What to produce> Restate, word for word, all of the material shown below.

— BEGIN Entries shown —

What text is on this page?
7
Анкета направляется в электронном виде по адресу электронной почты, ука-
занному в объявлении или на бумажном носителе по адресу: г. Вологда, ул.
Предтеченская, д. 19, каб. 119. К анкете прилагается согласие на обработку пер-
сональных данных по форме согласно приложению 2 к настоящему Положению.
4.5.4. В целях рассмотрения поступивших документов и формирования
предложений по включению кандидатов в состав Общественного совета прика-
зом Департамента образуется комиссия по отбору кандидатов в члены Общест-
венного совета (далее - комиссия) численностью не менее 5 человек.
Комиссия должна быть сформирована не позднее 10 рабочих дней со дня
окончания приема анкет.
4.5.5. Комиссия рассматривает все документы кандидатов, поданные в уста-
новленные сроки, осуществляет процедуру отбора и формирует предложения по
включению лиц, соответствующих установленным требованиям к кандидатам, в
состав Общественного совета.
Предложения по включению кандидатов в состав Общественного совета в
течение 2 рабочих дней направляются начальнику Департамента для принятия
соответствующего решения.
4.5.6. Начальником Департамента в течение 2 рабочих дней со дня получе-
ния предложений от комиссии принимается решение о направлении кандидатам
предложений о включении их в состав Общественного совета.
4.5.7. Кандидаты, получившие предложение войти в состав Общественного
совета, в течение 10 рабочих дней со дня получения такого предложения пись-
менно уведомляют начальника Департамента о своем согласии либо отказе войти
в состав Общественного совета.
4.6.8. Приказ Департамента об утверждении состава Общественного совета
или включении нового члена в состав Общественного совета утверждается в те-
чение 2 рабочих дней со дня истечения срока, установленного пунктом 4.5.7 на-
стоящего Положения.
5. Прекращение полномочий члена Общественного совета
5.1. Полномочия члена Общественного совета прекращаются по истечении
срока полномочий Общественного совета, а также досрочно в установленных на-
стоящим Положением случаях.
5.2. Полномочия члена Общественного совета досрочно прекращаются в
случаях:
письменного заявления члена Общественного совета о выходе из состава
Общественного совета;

— END Entries shown —

Exercise response>
What text is on this page?
7
Анкета направляется в электронном виде по адресу электронной почты, ука-
занному в объявлении или на бумажном носителе по адресу: г. Вологда, ул.
Предтеченская, д. 19, каб. 119. К анкете прилагается согласие на обработку пер-
сональных данных по форме согласно приложению 2 к настоящему Положению.
4.5.4. В целях рассмотрения поступивших документов и формирования
предложений по включению кандидатов в состав Общественного совета прика-
зом Департамента образуется комиссия по отбору кандидатов в члены Общест-
венного совета (далее - комиссия) численностью не менее 5 человек.
Комиссия должна быть сформирована не позднее 10 рабочих дней со дня
окончания приема анкет.
4.5.5. Комиссия рассматривает все документы кандидатов, поданные в уста-
новленные сроки, осуществляет процедуру отбора и формирует предложения по
включению лиц, соответствующих установленным требованиям к кандидатам, в
состав Общественного совета.
Предложения по включению кандидатов в состав Общественного совета в
течение 2 рабочих дней направляются начальнику Департамента для принятия
соответствующего решения.
4.5.6. Начальником Департамента в течение 2 рабочих дней со дня получе-
ния предложений от комиссии принимается решение о направлении кандидатам
предложений о включении их в состав Общественного совета.
4.5.7. Кандидаты, получившие предложение войти в состав Общественного
совета, в течение 10 рабочих дней со дня получения такого предложения пись-
менно уведомляют начальника Департамента о своем согласии либо отказе войти
в состав Общественного совета.
4.6.8. Приказ Департамента об утверждении состава Общественного совета
или включении нового члена в состав Общественного совета утверждается в те-
чение 2 рабочих дней со дня истечения срока, установленного пунктом 4.5.7 на-
стоящего Положения.
5. Прекращение полномочий члена Общественного совета
5.1. Полномочия члена Общественного совета прекращаются по истечении
срока полномочий Общественного совета, а также досрочно в установленных на-
стоящим Положением случаях.
5.2. Полномочия члена Общественного совета досрочно прекращаются в
случаях:
письменного заявления члена Общественного совета о выходе из состава
Общественного совета;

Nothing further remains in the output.